What this task involves:
Print the data exactly as it is given, please.

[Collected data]
○ ○ ○ ○

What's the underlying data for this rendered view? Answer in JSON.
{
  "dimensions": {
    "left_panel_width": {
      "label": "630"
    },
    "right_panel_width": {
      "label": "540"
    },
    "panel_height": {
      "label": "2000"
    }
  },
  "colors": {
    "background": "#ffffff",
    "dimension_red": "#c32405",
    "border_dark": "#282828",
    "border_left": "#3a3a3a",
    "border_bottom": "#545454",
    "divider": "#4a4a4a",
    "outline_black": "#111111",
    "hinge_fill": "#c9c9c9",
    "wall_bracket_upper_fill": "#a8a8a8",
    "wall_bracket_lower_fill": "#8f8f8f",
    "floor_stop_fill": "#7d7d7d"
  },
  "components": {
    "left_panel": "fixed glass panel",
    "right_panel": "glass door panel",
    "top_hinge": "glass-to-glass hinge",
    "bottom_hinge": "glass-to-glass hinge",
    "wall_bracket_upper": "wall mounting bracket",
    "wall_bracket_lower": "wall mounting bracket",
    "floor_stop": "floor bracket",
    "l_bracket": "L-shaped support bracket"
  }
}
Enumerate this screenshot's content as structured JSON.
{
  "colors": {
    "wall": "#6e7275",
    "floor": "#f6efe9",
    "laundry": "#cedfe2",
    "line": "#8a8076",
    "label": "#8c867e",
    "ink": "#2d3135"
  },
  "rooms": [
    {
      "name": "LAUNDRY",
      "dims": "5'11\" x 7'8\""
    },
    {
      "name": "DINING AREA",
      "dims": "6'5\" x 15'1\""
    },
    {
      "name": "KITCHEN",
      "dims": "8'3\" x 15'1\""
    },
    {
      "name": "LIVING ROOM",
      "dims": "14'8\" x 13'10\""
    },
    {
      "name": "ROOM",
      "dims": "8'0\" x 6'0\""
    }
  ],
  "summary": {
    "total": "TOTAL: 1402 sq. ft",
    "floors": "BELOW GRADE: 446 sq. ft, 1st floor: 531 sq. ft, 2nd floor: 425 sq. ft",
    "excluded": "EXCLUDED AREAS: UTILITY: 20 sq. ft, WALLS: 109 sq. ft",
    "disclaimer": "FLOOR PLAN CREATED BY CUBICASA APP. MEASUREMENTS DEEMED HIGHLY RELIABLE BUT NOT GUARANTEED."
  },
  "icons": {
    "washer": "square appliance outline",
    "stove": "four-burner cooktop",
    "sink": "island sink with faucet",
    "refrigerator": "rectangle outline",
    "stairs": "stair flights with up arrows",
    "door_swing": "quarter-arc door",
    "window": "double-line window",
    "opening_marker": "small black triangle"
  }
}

○ ○ ○ ○

Full output:
What's the underlying data for this rendered view? Answer in JSON.
{
  "dimensions": {
    "left_panel_width": {
      "label": "630"
    },
    "right_panel_width": {
      "label": "540"
    },
    "panel_height": {
      "label": "2000"
    }
  },
  "colors": {
    "background": "#ffffff",
    "dimension_red": "#c32405",
    "border_dark": "#282828",
    "border_left": "#3a3a3a",
    "border_bottom": "#545454",
    "divider": "#4a4a4a",
    "outline_black": "#111111",
    "hinge_fill": "#c9c9c9",
    "wall_bracket_upper_fill": "#a8a8a8",
    "wall_bracket_lower_fill": "#8f8f8f",
    "floor_stop_fill": "#7d7d7d"
  },
  "components": {
    "left_panel": "fixed glass panel",
    "right_panel": "glass door panel",
    "top_hinge": "glass-to-glass hinge",
    "bottom_hinge": "glass-to-glass hinge",
    "wall_bracket_upper": "wall mounting bracket",
    "wall_bracket_lower": "wall mounting bracket",
    "floor_stop": "floor bracket",
    "l_bracket": "L-shaped support bracket"
  }
}
Enumerate this screenshot's content as structured JSON.
{
  "colors": {
    "wall": "#6e7275",
    "floor": "#f6efe9",
    "laundry": "#cedfe2",
    "line": "#8a8076",
    "label": "#8c867e",
    "ink": "#2d3135"
  },
  "rooms": [
    {
      "name": "LAUNDRY",
      "dims": "5'11\" x 7'8\""
    },
    {
      "name": "DINING AREA",
      "dims": "6'5\" x 15'1\""
    },
    {
      "name": "KITCHEN",
      "dims": "8'3\" x 15'1\""
    },
    {
      "name": "LIVING ROOM",
      "dims": "14'8\" x 13'10\""
    },
    {
      "name": "ROOM",
      "dims": "8'0\" x 6'0\""
    }
  ],
  "summary": {
    "total": "TOTAL: 1402 sq. ft",
    "floors": "BELOW GRADE: 446 sq. ft, 1st floor: 531 sq. ft, 2nd floor: 425 sq. ft",
    "excluded": "EXCLUDED AREAS: UTILITY: 20 sq. ft, WALLS: 109 sq. ft",
    "disclaimer": "FLOOR PLAN CREATED BY CUBICASA APP. MEASUREMENTS DEEMED HIGHLY RELIABLE BUT NOT GUARANTEED."
  },
  "icons": {
    "washer": "square appliance outline",
    "stove": "four-burner cooktop",
    "sink": "island sink with faucet",
    "refrigerator": "rectangle outline",
    "stairs": "stair flights with up arrows",
    "door_swing": "quarter-arc door",
    "window": "double-line window",
    "opening_marker": "small black triangle"
  }
}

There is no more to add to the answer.